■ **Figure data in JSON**

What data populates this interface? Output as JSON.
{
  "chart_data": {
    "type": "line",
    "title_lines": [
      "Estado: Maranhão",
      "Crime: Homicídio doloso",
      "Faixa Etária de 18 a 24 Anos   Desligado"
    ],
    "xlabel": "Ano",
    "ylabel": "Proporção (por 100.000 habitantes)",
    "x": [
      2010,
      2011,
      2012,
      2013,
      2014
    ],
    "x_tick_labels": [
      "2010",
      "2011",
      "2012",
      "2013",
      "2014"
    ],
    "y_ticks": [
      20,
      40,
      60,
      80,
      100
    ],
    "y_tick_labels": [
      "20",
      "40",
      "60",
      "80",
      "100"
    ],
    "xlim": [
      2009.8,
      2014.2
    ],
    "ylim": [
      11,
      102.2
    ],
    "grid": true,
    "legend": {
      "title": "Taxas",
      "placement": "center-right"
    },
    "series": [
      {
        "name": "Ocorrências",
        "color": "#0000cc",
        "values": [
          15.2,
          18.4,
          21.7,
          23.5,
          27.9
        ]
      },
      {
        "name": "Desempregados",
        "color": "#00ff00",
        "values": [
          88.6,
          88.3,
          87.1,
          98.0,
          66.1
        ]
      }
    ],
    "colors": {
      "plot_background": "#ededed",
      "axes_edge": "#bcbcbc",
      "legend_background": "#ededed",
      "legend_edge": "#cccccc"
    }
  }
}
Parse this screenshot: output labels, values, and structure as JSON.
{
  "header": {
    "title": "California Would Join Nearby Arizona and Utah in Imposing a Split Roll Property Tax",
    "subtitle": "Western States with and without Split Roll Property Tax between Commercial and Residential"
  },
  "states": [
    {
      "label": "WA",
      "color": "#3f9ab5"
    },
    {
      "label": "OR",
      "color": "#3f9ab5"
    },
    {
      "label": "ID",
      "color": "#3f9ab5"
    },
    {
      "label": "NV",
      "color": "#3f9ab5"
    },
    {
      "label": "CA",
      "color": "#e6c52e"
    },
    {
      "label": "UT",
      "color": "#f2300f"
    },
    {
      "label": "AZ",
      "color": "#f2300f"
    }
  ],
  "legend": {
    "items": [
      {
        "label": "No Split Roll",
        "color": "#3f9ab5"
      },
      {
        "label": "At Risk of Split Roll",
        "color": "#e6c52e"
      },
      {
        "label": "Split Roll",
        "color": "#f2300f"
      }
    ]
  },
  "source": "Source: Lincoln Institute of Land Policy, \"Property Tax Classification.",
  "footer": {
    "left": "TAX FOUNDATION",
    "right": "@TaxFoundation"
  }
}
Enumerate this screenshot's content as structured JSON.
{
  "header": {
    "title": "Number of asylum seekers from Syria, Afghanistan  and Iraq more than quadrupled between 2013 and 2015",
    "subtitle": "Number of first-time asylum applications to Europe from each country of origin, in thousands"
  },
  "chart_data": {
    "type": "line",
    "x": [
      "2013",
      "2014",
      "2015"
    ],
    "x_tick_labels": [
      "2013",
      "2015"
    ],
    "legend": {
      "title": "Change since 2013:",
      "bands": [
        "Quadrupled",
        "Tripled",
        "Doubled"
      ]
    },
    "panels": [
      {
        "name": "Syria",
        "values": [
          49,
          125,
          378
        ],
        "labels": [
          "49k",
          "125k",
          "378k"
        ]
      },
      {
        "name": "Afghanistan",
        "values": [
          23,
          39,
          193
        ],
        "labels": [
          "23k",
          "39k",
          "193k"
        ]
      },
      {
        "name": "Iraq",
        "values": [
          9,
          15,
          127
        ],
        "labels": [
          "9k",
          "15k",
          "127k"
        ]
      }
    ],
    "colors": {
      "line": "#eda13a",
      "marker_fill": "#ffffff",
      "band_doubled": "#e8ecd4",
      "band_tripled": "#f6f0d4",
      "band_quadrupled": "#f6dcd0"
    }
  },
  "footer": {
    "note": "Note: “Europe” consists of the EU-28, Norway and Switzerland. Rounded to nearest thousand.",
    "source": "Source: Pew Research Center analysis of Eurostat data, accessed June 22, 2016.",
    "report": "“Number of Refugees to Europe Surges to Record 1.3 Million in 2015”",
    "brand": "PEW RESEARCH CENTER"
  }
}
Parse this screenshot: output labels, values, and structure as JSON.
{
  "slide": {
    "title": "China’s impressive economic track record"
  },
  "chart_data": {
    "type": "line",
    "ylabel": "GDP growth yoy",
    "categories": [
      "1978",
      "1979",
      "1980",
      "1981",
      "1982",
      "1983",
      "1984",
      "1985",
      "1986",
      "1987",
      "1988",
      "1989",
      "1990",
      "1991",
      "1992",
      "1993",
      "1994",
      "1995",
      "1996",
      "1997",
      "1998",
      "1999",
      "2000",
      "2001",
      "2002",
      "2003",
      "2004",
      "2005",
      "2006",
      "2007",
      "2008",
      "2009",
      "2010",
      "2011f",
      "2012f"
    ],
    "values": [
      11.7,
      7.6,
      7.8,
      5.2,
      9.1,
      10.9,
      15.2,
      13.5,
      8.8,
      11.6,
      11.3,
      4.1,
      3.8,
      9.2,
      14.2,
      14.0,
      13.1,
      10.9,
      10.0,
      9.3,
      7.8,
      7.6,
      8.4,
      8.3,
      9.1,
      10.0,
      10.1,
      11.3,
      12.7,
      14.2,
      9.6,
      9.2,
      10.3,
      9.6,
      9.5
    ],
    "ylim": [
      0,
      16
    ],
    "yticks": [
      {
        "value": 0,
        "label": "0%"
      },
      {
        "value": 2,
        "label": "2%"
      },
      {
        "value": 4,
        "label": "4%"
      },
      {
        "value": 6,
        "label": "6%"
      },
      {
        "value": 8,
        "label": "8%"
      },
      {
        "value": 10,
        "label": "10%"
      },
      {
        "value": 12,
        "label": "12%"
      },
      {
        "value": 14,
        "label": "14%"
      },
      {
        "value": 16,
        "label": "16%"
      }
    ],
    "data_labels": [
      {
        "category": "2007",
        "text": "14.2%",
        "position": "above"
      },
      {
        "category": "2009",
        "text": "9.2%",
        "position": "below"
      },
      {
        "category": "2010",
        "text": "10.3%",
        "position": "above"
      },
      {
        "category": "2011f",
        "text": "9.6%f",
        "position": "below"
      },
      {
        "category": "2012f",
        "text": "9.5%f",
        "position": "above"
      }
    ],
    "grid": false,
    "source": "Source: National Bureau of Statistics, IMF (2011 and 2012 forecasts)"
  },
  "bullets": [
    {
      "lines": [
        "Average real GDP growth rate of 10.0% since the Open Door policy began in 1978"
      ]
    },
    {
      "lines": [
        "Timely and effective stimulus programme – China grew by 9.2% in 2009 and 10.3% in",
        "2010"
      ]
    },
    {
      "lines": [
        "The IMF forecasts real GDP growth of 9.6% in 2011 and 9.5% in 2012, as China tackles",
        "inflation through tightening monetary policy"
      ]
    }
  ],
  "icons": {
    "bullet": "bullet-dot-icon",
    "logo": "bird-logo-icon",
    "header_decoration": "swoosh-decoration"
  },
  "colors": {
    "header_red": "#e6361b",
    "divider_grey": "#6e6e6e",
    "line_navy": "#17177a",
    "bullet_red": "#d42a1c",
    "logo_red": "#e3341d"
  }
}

■ **Task details**
Each record must be repeated exactly as it is.

■ **Exercise answer**
What data populates this interface? Output as JSON.
{
  "chart_data": {
    "type": "line",
    "title_lines": [
      "Estado: Maranhão",
      "Crime: Homicídio doloso",
      "Faixa Etária de 18 a 24 Anos   Desligado"
    ],
    "xlabel": "Ano",
    "ylabel": "Proporção (por 100.000 habitantes)",
    "x": [
      2010,
      2011,
      2012,
      2013,
      2014
    ],
    "x_tick_labels": [
      "2010",
      "2011",
      "2012",
      "2013",
      "2014"
    ],
    "y_ticks": [
      20,
      40,
      60,
      80,
      100
    ],
    "y_tick_labels": [
      "20",
      "40",
      "60",
      "80",
      "100"
    ],
    "xlim": [
      2009.8,
      2014.2
    ],
    "ylim": [
      11,
      102.2
    ],
    "grid": true,
    "legend": {
      "title": "Taxas",
      "placement": "center-right"
    },
    "series": [
      {
        "name": "Ocorrências",
        "color": "#0000cc",
        "values": [
          15.2,
          18.4,
          21.7,
          23.5,
          27.9
        ]
      },
      {
        "name": "Desempregados",
        "color": "#00ff00",
        "values": [
          88.6,
          88.3,
          87.1,
          98.0,
          66.1
        ]
      }
    ],
    "colors": {
      "plot_background": "#ededed",
      "axes_edge": "#bcbcbc",
      "legend_background": "#ededed",
      "legend_edge": "#cccccc"
    }
  }
}
Parse this screenshot: output labels, values, and structure as JSON.
{
  "header": {
    "title": "California Would Join Nearby Arizona and Utah in Imposing a Split Roll Property Tax",
    "subtitle": "Western States with and without Split Roll Property Tax between Commercial and Residential"
  },
  "states": [
    {
      "label": "WA",
      "color": "#3f9ab5"
    },
    {
      "label": "OR",
      "color": "#3f9ab5"
    },
    {
      "label": "ID",
      "color": "#3f9ab5"
    },
    {
      "label": "NV",
      "color": "#3f9ab5"
    },
    {
      "label": "CA",
      "color": "#e6c52e"
    },
    {
      "label": "UT",
      "color": "#f2300f"
    },
    {
      "label": "AZ",
      "color": "#f2300f"
    }
  ],
  "legend": {
    "items": [
      {
        "label": "No Split Roll",
        "color": "#3f9ab5"
      },
      {
        "label": "At Risk of Split Roll",
        "color": "#e6c52e"
      },
      {
        "label": "Split Roll",
        "color": "#f2300f"
      }
    ]
  },
  "source": "Source: Lincoln Institute of Land Policy, \"Property Tax Classification.",
  "footer": {
    "left": "TAX FOUNDATION",
    "right": "@TaxFoundation"
  }
}
Enumerate this screenshot's content as structured JSON.
{
  "header": {
    "title": "Number of asylum seekers from Syria, Afghanistan  and Iraq more than quadrupled between 2013 and 2015",
    "subtitle": "Number of first-time asylum applications to Europe from each country of origin, in thousands"
  },
  "chart_data": {
    "type": "line",
    "x": [
      "2013",
      "2014",
      "2015"
    ],
    "x_tick_labels": [
      "2013",
      "2015"
    ],
    "legend": {
      "title": "Change since 2013:",
      "bands": [
        "Quadrupled",
        "Tripled",
        "Doubled"
      ]
    },
    "panels": [
      {
        "name": "Syria",
        "values": [
          49,
          125,
          378
        ],
        "labels": [
          "49k",
          "125k",
          "378k"
        ]
      },
      {
        "name": "Afghanistan",
        "values": [
          23,
          39,
          193
        ],
        "labels": [
          "23k",
          "39k",
          "193k"
        ]
      },
      {
        "name": "Iraq",
        "values": [
          9,
          15,
          127
        ],
        "labels": [
          "9k",
          "15k",
          "127k"
        ]
      }
    ],
    "colors": {
      "line": "#eda13a",
      "marker_fill": "#ffffff",
      "band_doubled": "#e8ecd4",
      "band_tripled": "#f6f0d4",
      "band_quadrupled": "#f6dcd0"
    }
  },
  "footer": {
    "note": "Note: “Europe” consists of the EU-28, Norway and Switzerland. Rounded to nearest thousand.",
    "source": "Source: Pew Research Center analysis of Eurostat data, accessed June 22, 2016.",
    "report": "“Number of Refugees to Europe Surges to Record 1.3 Million in 2015”",
    "brand": "PEW RESEARCH CENTER"
  }
}
Parse this screenshot: output labels, values, and structure as JSON.
{
  "slide": {
    "title": "China’s impressive economic track record"
  },
  "chart_data": {
    "type": "line",
    "ylabel": "GDP growth yoy",
    "categories": [
      "1978",
      "1979",
      "1980",
      "1981",
      "1982",
      "1983",
      "1984",
      "1985",
      "1986",
      "1987",
      "1988",
      "1989",
      "1990",
      "1991",
      "1992",
      "1993",
      "1994",
      "1995",
      "1996",
      "1997",
      "1998",
      "1999",
      "2000",
      "2001",
      "2002",
      "2003",
      "2004",
      "2005",
      "2006",
      "2007",
      "2008",
      "2009",
      "2010",
      "2011f",
      "2012f"
    ],
    "values": [
      11.7,
      7.6,
      7.8,
      5.2,
      9.1,
      10.9,
      15.2,
      13.5,
      8.8,
      11.6,
      11.3,
      4.1,
      3.8,
      9.2,
      14.2,
      14.0,
      13.1,
      10.9,
      10.0,
      9.3,
      7.8,
      7.6,
      8.4,
      8.3,
      9.1,
      10.0,
      10.1,
      11.3,
      12.7,
      14.2,
      9.6,
      9.2,
      10.3,
      9.6,
      9.5
    ],
    "ylim": [
      0,
      16
    ],
    "yticks": [
      {
        "value": 0,
        "label": "0%"
      },
      {
        "value": 2,
        "label": "2%"
      },
      {
        "value": 4,
        "label": "4%"
      },
      {
        "value": 6,
        "label": "6%"
      },
      {
        "value": 8,
        "label": "8%"
      },
      {
        "value": 10,
        "label": "10%"
      },
      {
        "value": 12,
        "label": "12%"
      },
      {
        "value": 14,
        "label": "14%"
      },
      {
        "value": 16,
        "label": "16%"
      }
    ],
    "data_labels": [
      {
        "category": "2007",
        "text": "14.2%",
        "position": "above"
      },
      {
        "category": "2009",
        "text": "9.2%",
        "position": "below"
      },
      {
        "category": "2010",
        "text": "10.3%",
        "position": "above"
      },
      {
        "category": "2011f",
        "text": "9.6%f",
        "position": "below"
      },
      {
        "category": "2012f",
        "text": "9.5%f",
        "position": "above"
      }
    ],
    "grid": false,
    "source": "Source: National Bureau of Statistics, IMF (2011 and 2012 forecasts)"
  },
  "bullets": [
    {
      "lines": [
        "Average real GDP growth rate of 10.0% since the Open Door policy began in 1978"
      ]
    },
    {
      "lines": [
        "Timely and effective stimulus programme – China grew by 9.2% in 2009 and 10.3% in",
        "2010"
      ]
    },
    {
      "lines": [
        "The IMF forecasts real GDP growth of 9.6% in 2011 and 9.5% in 2012, as China tackles",
        "inflation through tightening monetary policy"
      ]
    }
  ],
  "icons": {
    "bullet": "bullet-dot-icon",
    "logo": "bird-logo-icon",
    "header_decoration": "swoosh-decoration"
  },
  "colors": {
    "header_red": "#e6361b",
    "divider_grey": "#6e6e6e",
    "line_navy": "#17177a",
    "bullet_red": "#d42a1c",
    "logo_red": "#e3341d"
  }
}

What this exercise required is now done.